Layout annotation data
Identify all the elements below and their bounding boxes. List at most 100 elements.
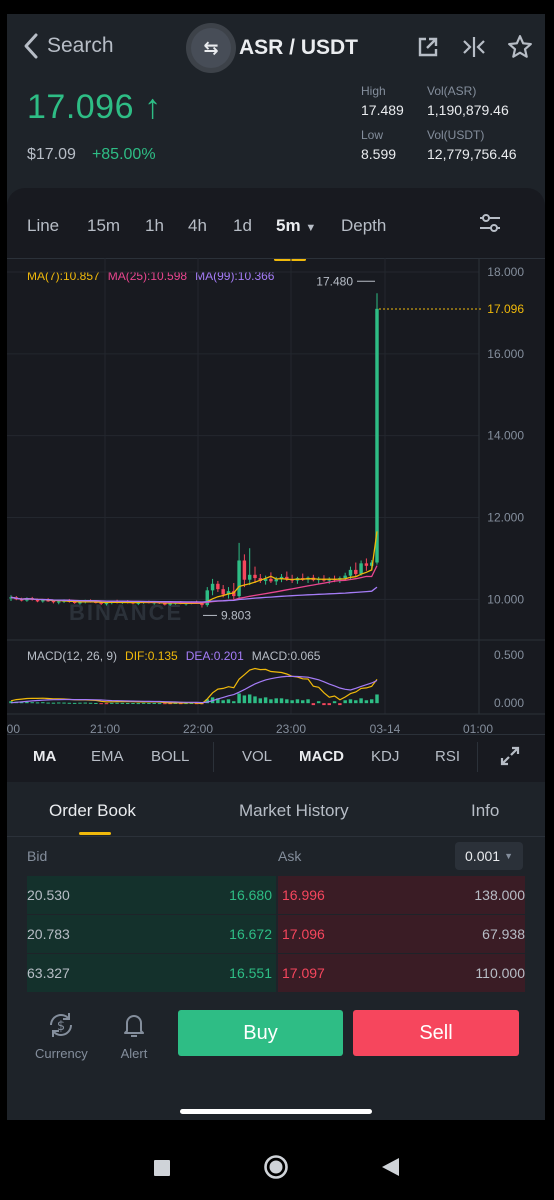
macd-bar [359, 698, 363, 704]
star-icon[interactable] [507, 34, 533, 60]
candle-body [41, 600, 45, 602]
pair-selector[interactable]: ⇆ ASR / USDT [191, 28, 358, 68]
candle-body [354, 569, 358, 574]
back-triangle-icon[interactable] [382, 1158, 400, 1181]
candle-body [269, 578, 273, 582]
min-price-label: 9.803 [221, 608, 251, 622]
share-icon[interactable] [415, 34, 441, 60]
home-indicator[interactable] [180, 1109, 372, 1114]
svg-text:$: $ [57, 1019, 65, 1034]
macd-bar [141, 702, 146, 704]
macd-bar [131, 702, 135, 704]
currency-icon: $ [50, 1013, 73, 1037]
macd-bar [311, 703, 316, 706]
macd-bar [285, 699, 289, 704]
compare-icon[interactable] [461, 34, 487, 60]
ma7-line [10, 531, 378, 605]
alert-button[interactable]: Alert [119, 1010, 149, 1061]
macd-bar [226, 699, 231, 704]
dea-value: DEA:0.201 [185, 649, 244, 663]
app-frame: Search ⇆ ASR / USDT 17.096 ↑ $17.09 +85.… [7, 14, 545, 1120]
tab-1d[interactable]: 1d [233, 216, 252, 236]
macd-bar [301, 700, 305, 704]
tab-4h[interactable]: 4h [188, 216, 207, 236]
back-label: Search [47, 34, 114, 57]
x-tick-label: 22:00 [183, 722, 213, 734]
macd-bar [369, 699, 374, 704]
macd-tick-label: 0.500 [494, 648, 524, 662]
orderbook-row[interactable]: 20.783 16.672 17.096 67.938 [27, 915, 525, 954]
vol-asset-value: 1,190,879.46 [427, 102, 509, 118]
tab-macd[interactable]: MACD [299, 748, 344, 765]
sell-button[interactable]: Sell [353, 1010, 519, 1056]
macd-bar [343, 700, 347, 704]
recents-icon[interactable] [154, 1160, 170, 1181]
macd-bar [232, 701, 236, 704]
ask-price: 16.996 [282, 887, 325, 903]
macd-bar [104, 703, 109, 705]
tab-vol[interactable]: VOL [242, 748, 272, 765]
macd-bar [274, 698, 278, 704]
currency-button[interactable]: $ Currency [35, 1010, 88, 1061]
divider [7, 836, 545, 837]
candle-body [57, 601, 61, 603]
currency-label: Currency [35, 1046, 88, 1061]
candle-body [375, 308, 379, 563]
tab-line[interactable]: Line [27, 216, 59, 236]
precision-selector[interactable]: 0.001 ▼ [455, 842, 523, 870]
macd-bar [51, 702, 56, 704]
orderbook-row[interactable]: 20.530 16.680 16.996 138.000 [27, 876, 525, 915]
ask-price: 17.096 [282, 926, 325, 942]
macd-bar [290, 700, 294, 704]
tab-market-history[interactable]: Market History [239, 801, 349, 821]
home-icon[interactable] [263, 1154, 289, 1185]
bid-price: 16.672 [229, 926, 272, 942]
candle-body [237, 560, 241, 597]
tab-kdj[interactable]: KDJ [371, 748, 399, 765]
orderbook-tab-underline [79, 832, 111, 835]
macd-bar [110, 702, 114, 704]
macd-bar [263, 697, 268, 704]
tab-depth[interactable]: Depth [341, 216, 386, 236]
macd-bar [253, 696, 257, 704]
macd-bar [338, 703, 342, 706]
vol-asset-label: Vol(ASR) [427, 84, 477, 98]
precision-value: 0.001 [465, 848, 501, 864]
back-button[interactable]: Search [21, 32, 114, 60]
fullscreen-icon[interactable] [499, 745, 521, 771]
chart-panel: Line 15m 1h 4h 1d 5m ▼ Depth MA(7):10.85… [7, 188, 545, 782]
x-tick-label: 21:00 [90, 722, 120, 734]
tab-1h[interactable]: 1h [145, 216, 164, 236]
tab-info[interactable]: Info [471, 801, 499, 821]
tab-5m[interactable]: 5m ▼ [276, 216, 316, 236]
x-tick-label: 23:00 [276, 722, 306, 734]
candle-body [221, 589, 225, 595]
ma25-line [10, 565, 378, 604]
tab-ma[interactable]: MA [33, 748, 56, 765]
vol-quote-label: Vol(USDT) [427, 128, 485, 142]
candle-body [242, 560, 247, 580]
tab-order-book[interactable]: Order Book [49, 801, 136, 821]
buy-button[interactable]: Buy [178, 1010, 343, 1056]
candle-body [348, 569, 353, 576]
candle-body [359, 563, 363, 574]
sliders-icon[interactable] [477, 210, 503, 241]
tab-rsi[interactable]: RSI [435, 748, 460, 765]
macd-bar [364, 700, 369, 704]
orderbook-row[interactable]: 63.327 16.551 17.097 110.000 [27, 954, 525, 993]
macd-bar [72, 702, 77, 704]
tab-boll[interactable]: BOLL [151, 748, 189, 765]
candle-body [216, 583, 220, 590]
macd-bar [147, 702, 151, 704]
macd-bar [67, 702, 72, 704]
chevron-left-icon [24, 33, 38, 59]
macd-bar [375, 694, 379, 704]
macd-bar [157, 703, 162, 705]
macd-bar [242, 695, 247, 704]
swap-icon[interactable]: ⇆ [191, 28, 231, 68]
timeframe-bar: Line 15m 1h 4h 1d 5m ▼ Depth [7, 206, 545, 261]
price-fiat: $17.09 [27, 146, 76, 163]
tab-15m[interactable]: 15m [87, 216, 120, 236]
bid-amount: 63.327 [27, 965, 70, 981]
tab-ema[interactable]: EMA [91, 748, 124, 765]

-- SET PROBLEM --
Rewrite the listing from the line with "macd-bar [359, 698, 363, 704]" up to and including the line with "min-price-label: 9.803 [221, 608, 251, 622]", replacing "candle-body" with "candle-box" and leaving everything else unchanged.

-- FINISHED TASK --
macd-bar [359, 698, 363, 704]
star-icon[interactable] [507, 34, 533, 60]
candle-box [41, 600, 45, 602]
pair-selector[interactable]: ⇆ ASR / USDT [191, 28, 358, 68]
candle-box [354, 569, 358, 574]
back-triangle-icon[interactable] [382, 1158, 400, 1181]
candle-box [269, 578, 273, 582]
min-price-label: 9.803 [221, 608, 251, 622]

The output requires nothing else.